» DATA LINES:
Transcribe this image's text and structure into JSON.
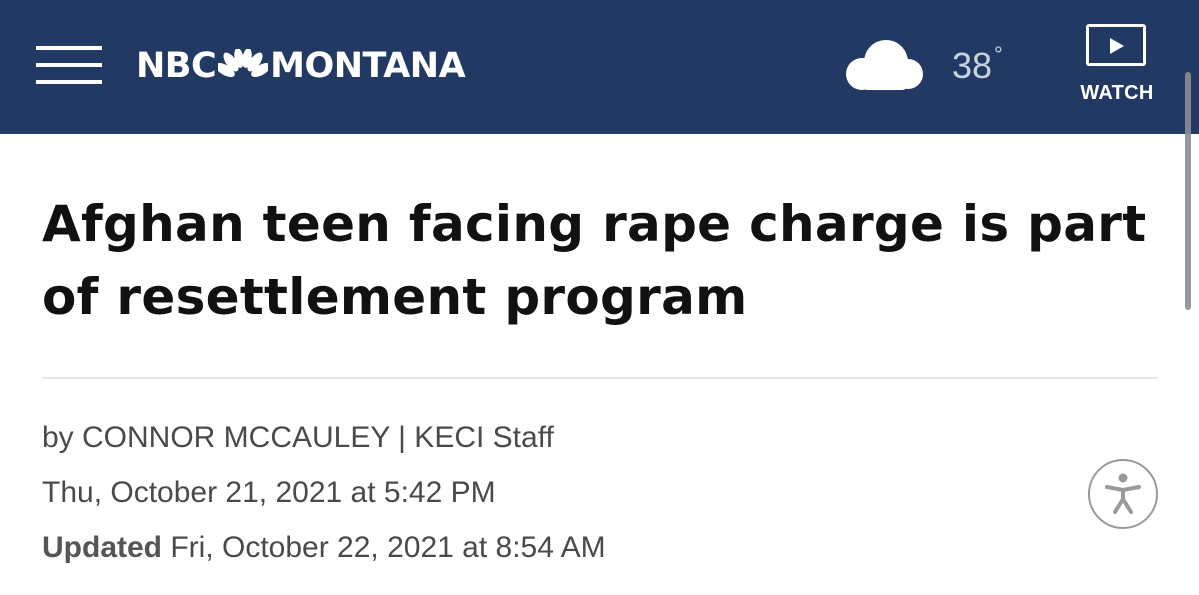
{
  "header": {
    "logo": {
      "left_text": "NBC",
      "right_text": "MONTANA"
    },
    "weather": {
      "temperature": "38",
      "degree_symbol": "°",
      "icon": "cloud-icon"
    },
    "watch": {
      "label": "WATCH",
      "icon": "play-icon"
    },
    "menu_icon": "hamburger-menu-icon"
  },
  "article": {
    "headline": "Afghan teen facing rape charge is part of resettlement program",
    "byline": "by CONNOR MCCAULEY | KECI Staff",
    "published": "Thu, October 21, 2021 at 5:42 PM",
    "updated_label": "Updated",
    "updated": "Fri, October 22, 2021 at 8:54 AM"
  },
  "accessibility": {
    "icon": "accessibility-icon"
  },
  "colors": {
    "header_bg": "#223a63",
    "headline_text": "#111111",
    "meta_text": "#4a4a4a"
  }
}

» WHAT IS REQUIRED: Retype the whole listing, keeping every line identical and omitting all pictures.

» WRITTEN ANSWER:
Transcribe this image's text and structure into JSON.
{
  "header": {
    "logo": {
      "left_text": "NBC",
      "right_text": "MONTANA"
    },
    "weather": {
      "temperature": "38",
      "degree_symbol": "°",
      "icon": "cloud-icon"
    },
    "watch": {
      "label": "WATCH",
      "icon": "play-icon"
    },
    "menu_icon": "hamburger-menu-icon"
  },
  "article": {
    "headline": "Afghan teen facing rape charge is part of resettlement program",
    "byline": "by CONNOR MCCAULEY | KECI Staff",
    "published": "Thu, October 21, 2021 at 5:42 PM",
    "updated_label": "Updated",
    "updated": "Fri, October 22, 2021 at 8:54 AM"
  },
  "accessibility": {
    "icon": "accessibility-icon"
  },
  "colors": {
    "header_bg": "#223a63",
    "headline_text": "#111111",
    "meta_text": "#4a4a4a"
  }
}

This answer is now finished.